Problem to solve: Locate each line containing the string "Ignore" and copy it out.

(Data items)
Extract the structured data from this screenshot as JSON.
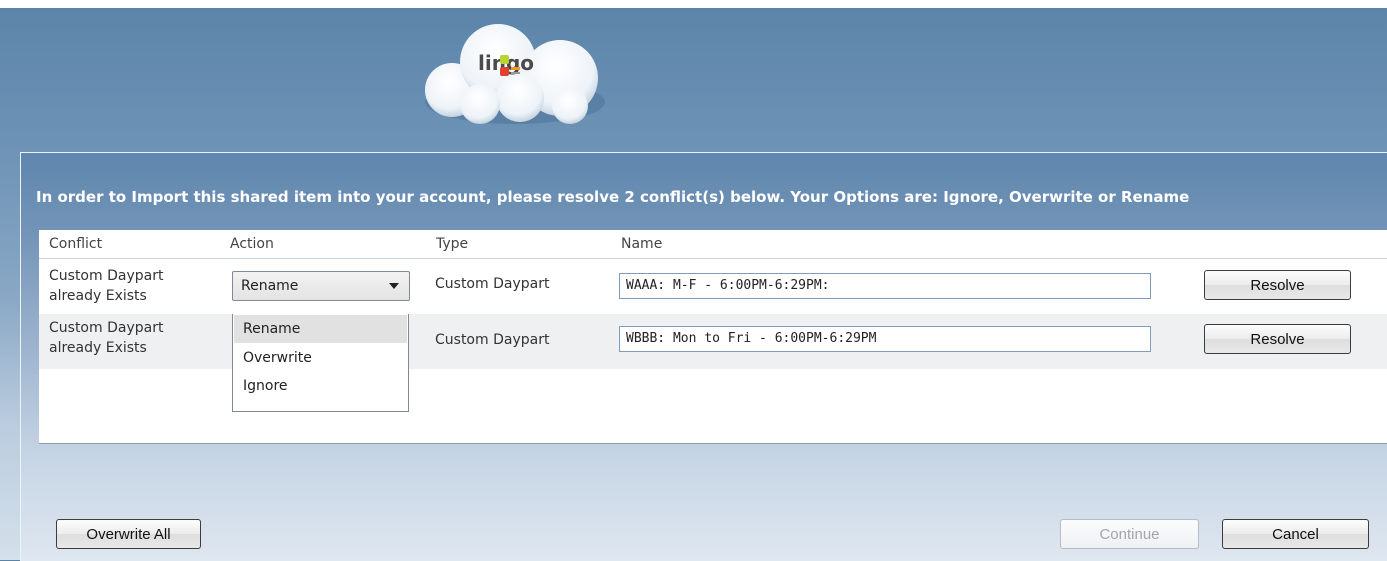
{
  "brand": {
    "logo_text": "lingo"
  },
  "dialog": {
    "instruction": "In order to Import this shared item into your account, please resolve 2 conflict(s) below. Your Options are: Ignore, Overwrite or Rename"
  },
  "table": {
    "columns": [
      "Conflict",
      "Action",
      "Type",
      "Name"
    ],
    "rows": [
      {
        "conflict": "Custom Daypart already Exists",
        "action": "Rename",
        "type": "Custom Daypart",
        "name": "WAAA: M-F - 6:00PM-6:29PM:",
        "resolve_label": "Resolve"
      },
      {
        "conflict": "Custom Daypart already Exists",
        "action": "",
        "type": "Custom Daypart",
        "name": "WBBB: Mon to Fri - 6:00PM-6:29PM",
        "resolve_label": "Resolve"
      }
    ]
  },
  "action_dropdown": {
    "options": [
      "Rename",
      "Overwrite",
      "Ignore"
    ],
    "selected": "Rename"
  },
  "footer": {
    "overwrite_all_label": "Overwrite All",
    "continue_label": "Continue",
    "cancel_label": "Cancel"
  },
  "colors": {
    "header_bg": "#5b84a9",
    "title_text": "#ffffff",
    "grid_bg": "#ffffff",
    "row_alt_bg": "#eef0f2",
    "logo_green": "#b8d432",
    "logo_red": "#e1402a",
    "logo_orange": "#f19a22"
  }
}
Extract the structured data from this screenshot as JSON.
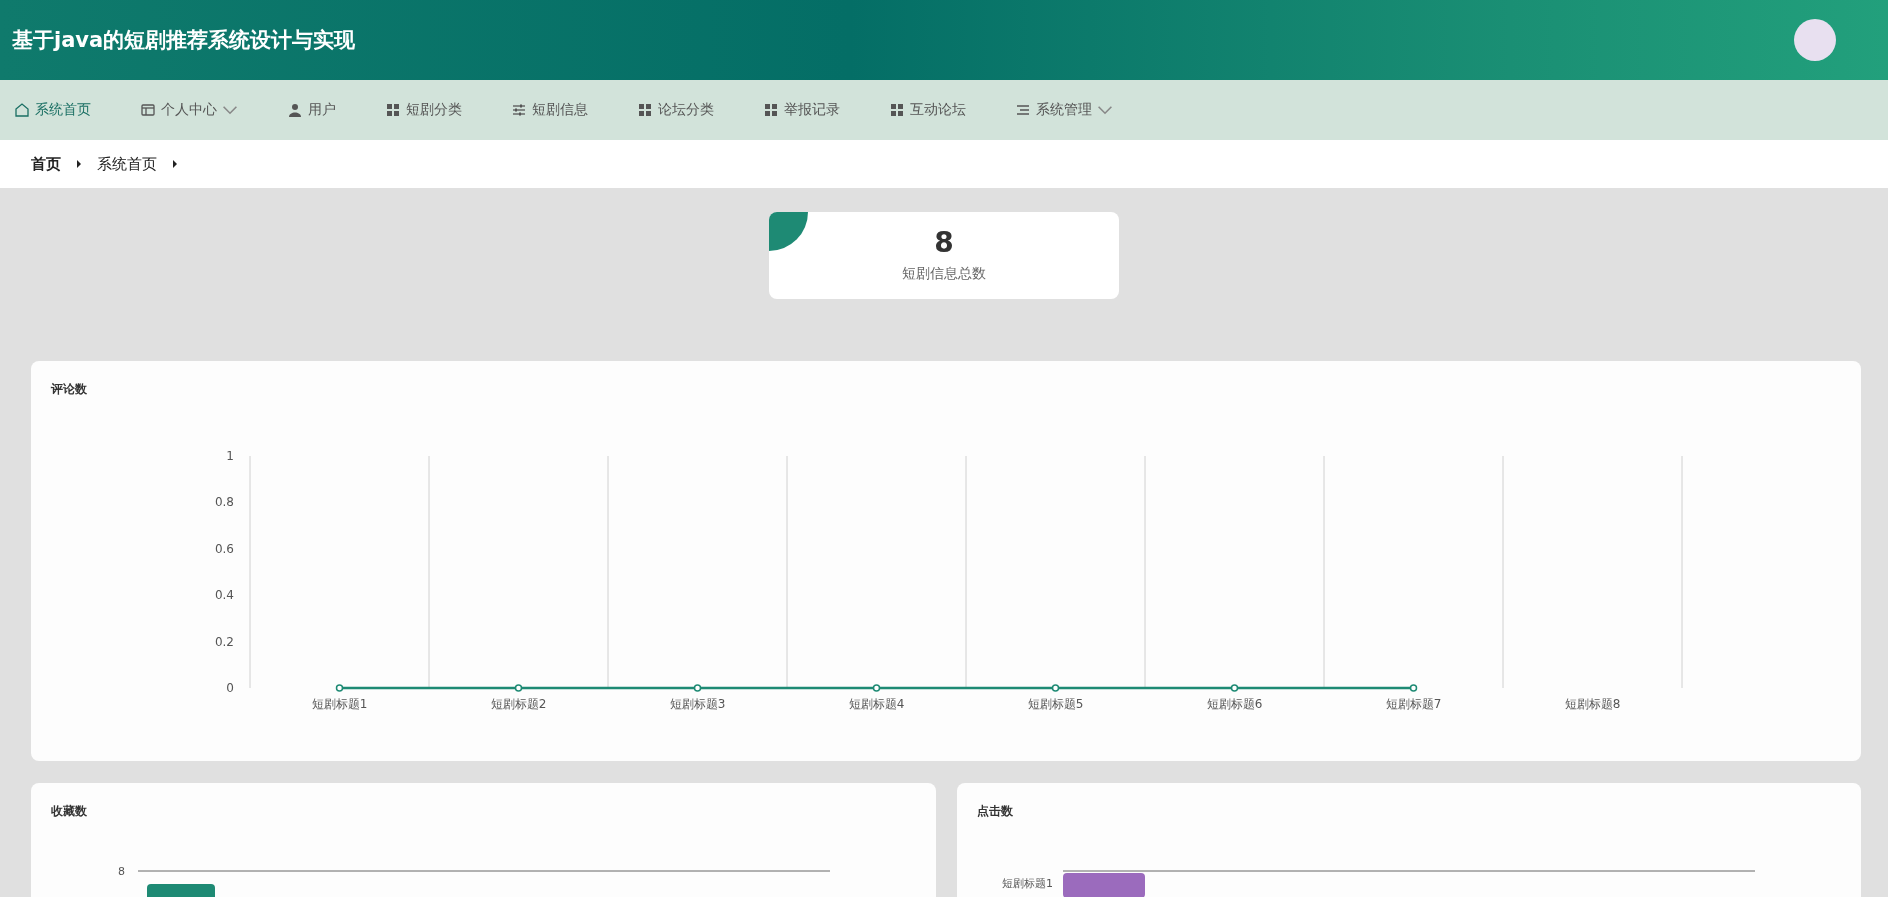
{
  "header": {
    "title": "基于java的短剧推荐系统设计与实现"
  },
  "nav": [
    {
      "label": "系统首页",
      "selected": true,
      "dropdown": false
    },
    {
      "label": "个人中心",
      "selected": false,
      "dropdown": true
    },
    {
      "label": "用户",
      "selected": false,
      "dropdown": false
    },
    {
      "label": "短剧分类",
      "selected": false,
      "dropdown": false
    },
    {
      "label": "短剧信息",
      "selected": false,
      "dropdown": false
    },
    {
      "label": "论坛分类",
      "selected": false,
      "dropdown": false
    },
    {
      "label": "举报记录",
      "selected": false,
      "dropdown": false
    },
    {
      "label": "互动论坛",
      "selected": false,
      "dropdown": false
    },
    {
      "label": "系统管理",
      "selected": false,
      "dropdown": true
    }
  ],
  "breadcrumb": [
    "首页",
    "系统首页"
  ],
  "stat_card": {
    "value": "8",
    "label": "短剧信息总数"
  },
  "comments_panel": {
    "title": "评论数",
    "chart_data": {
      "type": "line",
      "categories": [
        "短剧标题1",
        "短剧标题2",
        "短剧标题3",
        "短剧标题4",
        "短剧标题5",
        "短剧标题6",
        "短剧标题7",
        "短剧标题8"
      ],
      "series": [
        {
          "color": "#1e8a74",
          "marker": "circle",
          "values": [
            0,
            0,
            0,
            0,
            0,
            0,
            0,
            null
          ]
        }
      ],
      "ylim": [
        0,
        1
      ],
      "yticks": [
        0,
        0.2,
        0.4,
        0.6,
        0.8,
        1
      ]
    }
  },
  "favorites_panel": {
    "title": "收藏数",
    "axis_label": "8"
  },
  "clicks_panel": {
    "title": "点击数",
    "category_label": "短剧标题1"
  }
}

Solution for this task:
    "instruction": "In order to Import this shared item into your account, please resolve 2 conflict(s) below. Your Options are: Ignore, Overwrite or Rename"
      "Ignore"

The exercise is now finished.